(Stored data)
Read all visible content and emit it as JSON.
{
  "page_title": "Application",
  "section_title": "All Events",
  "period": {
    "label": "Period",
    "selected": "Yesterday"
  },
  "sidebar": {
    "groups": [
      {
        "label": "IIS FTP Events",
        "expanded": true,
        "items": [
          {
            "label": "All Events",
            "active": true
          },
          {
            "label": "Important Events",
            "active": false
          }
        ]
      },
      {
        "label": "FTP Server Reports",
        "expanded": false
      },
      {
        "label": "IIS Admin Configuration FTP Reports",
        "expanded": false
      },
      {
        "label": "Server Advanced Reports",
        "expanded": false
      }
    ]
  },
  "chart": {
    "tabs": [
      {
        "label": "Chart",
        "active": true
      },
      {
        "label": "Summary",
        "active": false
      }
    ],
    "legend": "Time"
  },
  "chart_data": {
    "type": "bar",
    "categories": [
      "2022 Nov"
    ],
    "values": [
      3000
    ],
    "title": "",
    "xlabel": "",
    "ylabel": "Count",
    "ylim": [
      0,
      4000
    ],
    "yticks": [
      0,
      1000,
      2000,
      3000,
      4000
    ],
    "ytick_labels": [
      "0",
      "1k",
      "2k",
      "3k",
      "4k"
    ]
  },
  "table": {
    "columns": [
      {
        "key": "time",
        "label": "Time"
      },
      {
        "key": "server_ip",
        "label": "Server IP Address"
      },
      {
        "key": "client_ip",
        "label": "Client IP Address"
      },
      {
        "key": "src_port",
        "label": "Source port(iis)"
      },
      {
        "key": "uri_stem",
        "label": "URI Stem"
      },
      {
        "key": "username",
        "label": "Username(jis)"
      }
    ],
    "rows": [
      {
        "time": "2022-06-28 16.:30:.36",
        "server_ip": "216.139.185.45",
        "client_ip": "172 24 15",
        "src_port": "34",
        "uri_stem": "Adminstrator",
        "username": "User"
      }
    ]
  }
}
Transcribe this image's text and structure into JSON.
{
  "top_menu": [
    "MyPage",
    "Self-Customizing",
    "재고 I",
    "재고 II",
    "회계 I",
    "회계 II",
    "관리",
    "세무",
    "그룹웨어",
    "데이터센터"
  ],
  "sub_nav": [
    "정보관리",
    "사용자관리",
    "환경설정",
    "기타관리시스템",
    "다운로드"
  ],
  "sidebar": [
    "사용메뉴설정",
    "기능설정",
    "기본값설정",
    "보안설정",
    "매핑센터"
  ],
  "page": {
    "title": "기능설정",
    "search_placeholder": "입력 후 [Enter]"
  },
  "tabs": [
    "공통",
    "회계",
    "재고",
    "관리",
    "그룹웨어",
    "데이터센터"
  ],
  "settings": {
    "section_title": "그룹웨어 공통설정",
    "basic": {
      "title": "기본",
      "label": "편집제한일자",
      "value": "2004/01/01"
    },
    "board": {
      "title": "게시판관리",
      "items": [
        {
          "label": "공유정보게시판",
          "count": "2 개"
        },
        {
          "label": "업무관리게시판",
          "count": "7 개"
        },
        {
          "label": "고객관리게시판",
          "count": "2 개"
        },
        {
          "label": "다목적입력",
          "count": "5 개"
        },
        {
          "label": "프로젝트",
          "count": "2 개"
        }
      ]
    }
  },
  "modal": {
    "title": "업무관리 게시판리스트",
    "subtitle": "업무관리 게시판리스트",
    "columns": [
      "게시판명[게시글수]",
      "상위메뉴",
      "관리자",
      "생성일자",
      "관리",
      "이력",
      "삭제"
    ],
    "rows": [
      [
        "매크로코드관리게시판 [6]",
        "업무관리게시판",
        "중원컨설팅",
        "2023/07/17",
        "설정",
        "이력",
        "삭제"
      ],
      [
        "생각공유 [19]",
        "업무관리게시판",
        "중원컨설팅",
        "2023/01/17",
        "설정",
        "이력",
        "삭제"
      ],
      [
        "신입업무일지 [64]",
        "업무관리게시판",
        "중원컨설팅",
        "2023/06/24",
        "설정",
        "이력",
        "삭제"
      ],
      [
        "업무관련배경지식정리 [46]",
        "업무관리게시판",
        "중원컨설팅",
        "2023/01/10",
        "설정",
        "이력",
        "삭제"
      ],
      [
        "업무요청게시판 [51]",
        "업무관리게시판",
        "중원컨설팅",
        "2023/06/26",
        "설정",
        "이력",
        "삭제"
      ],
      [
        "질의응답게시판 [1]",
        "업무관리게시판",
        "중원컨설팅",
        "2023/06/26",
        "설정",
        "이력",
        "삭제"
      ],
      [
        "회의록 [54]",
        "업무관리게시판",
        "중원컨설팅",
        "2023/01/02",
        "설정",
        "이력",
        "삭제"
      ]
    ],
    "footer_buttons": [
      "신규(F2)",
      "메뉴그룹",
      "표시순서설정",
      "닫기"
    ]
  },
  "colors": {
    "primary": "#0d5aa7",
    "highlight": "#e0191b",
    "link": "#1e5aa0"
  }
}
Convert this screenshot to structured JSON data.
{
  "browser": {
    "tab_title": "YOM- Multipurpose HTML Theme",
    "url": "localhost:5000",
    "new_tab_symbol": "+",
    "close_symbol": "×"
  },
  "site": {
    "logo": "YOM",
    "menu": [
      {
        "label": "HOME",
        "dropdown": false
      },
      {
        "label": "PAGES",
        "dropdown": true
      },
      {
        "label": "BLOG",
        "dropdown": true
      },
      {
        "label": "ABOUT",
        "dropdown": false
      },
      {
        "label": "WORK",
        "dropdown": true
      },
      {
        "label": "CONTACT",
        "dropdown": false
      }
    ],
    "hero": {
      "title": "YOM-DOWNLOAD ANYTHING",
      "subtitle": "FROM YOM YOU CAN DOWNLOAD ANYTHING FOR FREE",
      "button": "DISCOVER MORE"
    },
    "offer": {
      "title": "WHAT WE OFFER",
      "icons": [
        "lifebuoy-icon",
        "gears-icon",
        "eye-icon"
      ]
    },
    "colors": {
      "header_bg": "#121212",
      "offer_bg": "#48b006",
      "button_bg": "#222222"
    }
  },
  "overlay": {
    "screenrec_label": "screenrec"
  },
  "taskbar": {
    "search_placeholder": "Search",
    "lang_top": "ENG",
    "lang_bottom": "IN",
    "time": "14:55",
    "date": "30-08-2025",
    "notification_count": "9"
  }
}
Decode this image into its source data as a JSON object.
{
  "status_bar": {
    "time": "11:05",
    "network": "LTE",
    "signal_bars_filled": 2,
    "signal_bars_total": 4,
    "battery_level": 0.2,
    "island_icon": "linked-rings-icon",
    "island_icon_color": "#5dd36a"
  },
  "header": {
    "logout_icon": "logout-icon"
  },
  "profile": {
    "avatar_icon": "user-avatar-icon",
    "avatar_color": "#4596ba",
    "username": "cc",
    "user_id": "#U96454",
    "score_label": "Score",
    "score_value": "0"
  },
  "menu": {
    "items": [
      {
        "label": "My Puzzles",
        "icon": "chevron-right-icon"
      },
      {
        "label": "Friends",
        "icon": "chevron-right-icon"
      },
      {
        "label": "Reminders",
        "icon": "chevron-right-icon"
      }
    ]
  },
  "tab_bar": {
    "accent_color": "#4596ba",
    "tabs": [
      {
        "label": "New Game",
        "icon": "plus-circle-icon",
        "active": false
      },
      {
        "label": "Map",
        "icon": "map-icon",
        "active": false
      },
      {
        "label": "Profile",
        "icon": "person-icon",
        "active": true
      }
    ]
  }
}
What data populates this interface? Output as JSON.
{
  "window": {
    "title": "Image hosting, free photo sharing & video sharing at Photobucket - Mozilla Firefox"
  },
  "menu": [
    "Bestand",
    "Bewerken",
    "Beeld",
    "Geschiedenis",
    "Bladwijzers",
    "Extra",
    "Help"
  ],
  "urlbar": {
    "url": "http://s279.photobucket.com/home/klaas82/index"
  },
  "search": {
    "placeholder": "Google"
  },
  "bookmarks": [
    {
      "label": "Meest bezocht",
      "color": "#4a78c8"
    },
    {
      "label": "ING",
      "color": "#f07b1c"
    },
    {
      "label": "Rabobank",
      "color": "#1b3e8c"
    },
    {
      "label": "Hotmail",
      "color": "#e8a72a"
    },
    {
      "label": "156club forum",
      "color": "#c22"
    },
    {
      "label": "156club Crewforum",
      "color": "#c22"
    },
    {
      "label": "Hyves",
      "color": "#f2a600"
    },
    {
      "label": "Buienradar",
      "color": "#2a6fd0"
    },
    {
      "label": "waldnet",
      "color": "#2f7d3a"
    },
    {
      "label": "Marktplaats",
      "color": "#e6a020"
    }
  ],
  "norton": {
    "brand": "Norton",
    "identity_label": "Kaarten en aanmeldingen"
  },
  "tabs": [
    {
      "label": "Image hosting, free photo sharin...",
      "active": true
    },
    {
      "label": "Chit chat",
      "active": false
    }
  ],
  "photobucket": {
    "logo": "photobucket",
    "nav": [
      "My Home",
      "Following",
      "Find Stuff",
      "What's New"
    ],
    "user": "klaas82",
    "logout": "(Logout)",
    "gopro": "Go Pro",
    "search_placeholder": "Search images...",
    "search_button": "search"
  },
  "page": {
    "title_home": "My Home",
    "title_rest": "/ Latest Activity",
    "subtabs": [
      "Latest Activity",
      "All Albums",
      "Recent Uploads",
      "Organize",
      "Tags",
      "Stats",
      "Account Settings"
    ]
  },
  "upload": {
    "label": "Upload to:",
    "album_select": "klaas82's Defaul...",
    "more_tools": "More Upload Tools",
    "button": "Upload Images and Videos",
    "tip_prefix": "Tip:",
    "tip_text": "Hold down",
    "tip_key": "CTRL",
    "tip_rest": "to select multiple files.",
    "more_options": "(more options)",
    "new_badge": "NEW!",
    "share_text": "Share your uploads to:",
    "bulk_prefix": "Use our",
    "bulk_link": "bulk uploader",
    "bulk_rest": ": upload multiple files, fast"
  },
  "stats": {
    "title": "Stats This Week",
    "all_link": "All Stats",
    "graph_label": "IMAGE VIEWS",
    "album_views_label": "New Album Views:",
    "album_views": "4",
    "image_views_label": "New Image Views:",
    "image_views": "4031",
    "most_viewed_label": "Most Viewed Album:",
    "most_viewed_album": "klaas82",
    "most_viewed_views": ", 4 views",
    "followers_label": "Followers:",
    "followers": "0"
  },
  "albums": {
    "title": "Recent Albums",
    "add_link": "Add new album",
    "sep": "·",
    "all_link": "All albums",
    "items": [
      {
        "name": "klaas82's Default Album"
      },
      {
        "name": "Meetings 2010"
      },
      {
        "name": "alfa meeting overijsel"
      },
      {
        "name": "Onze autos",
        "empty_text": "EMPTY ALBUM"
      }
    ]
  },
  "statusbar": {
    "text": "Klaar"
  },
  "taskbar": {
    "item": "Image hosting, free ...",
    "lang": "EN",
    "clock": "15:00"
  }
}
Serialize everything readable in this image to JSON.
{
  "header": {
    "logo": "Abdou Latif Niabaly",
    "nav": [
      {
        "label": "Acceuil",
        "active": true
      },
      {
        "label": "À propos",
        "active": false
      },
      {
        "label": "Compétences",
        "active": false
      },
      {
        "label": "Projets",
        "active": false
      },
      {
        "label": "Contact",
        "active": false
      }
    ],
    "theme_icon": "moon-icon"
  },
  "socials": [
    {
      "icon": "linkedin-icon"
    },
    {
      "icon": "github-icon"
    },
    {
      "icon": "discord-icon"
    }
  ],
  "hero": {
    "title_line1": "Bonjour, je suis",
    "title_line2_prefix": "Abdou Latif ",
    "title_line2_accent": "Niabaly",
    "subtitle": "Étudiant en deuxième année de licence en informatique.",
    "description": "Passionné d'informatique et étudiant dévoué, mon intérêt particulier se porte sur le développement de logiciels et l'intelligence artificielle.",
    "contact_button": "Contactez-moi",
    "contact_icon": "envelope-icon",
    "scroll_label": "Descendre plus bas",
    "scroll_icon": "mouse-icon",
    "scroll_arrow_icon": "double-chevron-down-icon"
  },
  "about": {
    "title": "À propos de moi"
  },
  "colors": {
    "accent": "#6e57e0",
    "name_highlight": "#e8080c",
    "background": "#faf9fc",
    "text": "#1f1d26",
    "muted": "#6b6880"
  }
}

**Work to complete**. Across the records, how many lines contain "Abdou"? Only the number should be given.

**Result of this task**. 2